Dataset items
#####

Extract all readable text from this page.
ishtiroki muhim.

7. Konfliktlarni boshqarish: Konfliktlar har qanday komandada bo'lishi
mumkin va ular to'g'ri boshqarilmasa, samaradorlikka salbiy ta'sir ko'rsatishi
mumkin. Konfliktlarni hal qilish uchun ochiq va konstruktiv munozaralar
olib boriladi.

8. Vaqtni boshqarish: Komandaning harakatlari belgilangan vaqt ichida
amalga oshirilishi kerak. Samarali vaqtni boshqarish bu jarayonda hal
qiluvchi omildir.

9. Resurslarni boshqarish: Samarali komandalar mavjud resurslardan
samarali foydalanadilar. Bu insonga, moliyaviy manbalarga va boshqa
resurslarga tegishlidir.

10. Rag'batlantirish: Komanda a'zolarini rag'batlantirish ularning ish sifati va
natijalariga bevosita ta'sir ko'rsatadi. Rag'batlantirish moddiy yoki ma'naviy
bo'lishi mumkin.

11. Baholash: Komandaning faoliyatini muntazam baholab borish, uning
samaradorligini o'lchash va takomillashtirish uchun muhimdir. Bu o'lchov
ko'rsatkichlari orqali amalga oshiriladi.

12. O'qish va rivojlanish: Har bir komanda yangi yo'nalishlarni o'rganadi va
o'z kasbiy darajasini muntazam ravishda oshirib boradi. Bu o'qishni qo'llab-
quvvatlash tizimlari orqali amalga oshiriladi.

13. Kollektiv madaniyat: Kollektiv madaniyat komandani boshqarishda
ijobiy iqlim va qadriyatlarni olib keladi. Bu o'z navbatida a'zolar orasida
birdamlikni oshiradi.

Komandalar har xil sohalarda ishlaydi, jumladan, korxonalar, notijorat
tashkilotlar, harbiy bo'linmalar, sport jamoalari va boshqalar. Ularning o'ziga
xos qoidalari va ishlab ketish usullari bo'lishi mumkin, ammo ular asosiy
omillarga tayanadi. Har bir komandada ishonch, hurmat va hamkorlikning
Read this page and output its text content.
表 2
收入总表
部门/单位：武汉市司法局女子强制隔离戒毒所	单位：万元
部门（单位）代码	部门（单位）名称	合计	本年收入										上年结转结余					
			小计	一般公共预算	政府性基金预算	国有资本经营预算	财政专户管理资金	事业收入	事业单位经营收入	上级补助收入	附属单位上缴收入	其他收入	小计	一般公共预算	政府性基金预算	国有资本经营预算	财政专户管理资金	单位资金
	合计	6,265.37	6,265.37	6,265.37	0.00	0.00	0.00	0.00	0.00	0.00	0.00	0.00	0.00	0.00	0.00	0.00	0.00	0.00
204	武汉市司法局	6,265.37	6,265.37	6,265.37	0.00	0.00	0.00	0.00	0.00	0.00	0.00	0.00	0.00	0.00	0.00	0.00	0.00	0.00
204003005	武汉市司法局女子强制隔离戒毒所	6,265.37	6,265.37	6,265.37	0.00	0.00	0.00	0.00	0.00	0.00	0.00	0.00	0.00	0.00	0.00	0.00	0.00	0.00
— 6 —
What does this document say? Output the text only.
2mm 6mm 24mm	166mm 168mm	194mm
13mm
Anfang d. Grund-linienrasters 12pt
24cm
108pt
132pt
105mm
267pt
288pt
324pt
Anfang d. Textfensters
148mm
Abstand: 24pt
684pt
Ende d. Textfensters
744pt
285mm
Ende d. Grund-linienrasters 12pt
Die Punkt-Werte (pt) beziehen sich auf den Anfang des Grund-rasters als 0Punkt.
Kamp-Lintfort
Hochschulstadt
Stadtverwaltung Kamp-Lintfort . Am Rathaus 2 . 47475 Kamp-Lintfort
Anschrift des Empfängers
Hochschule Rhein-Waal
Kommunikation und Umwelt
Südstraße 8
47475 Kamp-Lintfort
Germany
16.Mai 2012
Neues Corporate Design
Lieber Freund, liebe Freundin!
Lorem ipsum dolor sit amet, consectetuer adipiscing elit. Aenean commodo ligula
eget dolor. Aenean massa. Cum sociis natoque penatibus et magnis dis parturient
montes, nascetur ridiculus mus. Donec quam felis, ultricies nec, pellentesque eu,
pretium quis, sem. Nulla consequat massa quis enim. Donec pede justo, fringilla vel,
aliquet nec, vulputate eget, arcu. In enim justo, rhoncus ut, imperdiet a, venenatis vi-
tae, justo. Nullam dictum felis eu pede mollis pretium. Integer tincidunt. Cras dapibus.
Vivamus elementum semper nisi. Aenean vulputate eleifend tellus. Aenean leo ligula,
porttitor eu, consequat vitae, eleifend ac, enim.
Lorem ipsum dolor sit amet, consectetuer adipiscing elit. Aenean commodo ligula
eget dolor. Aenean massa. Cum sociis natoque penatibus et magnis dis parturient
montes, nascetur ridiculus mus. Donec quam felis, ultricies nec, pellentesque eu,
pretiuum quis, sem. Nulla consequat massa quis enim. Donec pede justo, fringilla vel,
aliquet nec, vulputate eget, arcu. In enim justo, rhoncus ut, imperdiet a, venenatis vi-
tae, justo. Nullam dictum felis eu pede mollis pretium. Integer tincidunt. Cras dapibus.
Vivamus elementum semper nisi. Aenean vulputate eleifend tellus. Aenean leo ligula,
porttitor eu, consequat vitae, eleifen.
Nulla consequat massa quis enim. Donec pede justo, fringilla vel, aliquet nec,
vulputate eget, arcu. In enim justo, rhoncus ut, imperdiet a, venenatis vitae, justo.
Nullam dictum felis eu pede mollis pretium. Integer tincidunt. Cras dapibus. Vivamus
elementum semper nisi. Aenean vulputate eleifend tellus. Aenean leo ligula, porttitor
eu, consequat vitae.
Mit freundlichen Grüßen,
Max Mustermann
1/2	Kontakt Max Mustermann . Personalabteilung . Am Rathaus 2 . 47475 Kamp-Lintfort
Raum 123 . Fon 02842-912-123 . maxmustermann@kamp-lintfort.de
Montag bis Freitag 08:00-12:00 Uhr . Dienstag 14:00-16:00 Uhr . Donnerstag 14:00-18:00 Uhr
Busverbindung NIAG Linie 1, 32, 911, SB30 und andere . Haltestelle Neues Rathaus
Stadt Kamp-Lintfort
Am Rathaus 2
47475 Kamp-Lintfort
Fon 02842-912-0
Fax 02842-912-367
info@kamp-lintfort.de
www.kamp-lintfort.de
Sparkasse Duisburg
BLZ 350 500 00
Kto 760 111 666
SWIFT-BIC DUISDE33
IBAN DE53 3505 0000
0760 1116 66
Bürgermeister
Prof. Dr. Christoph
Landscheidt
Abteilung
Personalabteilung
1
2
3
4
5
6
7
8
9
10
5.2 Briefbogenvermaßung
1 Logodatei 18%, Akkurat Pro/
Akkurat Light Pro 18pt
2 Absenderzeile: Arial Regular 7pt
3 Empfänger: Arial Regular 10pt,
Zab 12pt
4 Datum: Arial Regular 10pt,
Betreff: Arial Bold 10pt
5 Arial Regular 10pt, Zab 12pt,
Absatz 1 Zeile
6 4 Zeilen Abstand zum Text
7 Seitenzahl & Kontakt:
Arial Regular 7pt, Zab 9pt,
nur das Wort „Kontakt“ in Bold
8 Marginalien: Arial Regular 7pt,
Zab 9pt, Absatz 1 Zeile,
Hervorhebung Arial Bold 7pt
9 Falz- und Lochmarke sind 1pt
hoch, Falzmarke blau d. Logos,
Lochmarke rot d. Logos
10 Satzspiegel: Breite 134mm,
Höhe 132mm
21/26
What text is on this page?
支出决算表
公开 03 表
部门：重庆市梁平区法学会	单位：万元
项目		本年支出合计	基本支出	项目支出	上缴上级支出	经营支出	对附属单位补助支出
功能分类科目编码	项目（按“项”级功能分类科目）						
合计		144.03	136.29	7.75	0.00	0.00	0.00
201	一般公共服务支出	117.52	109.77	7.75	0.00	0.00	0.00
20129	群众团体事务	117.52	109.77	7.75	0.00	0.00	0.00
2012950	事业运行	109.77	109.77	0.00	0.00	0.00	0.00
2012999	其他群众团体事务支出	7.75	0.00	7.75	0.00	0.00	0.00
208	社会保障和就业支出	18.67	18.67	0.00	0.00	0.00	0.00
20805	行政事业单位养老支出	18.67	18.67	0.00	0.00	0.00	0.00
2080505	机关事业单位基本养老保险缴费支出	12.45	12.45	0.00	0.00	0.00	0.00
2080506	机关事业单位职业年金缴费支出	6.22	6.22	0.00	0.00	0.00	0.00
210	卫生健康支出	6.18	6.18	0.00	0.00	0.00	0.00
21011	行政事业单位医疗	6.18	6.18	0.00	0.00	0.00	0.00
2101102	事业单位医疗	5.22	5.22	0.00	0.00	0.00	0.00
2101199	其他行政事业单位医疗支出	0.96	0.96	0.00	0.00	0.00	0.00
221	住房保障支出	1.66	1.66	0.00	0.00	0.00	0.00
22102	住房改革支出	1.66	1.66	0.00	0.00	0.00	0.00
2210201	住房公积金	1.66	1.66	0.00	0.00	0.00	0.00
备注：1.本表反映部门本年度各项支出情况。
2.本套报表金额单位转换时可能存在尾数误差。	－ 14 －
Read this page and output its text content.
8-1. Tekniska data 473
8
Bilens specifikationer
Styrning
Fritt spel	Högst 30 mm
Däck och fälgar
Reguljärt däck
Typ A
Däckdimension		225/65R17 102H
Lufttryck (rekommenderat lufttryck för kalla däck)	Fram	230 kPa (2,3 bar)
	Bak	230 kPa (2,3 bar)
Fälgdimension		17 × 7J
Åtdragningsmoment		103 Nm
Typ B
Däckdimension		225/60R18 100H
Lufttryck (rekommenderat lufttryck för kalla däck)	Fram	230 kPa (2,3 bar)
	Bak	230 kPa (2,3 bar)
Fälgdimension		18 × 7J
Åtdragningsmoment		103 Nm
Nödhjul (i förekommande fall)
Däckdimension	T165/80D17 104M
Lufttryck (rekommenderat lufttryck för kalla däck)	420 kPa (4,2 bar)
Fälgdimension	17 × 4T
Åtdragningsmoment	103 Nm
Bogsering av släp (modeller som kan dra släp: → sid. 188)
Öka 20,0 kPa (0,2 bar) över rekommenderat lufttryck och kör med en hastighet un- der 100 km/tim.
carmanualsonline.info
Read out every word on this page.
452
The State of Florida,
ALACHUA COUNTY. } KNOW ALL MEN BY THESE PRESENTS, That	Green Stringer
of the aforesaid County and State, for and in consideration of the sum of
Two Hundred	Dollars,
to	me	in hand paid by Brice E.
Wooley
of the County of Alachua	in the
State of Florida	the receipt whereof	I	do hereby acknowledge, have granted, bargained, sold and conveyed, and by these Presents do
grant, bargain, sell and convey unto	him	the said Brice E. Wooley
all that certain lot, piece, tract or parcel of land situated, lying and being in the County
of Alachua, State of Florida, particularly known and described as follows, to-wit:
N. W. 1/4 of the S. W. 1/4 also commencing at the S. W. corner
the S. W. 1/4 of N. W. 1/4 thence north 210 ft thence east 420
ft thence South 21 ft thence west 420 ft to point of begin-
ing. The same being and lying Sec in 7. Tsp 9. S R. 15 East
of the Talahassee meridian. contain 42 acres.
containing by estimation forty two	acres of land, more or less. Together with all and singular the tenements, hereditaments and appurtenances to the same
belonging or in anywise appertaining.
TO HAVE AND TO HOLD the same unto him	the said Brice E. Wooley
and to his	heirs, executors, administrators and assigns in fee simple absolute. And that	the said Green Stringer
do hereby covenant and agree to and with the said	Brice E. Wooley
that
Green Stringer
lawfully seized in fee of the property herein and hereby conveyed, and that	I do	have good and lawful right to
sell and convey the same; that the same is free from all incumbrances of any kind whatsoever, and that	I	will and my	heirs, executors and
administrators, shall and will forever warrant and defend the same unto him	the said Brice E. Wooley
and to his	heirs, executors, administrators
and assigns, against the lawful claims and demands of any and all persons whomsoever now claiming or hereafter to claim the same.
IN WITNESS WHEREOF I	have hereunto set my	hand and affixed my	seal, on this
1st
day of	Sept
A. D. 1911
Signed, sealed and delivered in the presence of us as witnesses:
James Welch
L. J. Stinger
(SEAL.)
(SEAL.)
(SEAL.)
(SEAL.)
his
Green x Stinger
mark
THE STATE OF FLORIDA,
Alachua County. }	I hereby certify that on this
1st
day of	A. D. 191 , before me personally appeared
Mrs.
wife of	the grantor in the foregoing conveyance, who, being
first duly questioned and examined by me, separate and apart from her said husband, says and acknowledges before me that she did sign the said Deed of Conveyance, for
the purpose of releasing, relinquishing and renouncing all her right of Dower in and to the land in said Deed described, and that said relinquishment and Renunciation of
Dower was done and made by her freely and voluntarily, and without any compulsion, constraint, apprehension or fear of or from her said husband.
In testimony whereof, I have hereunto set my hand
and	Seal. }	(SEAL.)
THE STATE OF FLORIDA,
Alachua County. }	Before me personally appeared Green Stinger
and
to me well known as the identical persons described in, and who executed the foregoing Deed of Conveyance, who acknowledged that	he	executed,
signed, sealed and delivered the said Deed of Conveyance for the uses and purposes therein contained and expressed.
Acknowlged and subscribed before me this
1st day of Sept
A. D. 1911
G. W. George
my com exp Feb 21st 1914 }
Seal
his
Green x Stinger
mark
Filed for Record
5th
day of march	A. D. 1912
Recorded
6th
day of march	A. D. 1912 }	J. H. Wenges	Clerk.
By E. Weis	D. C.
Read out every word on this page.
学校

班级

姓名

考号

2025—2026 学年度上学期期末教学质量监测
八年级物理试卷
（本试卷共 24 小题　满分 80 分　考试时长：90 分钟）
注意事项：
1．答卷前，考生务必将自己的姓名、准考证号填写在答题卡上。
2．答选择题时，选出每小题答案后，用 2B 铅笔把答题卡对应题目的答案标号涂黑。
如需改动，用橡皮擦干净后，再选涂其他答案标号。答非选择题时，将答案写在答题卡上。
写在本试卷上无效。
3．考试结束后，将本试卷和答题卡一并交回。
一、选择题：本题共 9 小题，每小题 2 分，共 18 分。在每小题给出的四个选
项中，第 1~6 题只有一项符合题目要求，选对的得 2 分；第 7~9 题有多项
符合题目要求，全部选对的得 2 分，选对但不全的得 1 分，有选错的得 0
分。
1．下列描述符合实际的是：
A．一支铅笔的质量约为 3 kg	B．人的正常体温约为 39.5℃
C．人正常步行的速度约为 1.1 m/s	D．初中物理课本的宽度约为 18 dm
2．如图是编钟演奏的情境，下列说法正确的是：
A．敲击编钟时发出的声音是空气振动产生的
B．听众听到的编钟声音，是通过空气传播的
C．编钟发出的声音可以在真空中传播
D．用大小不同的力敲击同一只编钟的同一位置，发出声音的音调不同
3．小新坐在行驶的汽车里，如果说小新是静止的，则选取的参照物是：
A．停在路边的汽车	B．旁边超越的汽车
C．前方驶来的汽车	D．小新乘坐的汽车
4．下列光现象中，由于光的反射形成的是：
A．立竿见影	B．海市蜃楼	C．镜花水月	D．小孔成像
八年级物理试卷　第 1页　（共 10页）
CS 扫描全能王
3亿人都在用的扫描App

#####

* Problem to work on *
For the data above, state only how many lines include the word "Stringer".

* Output below *
3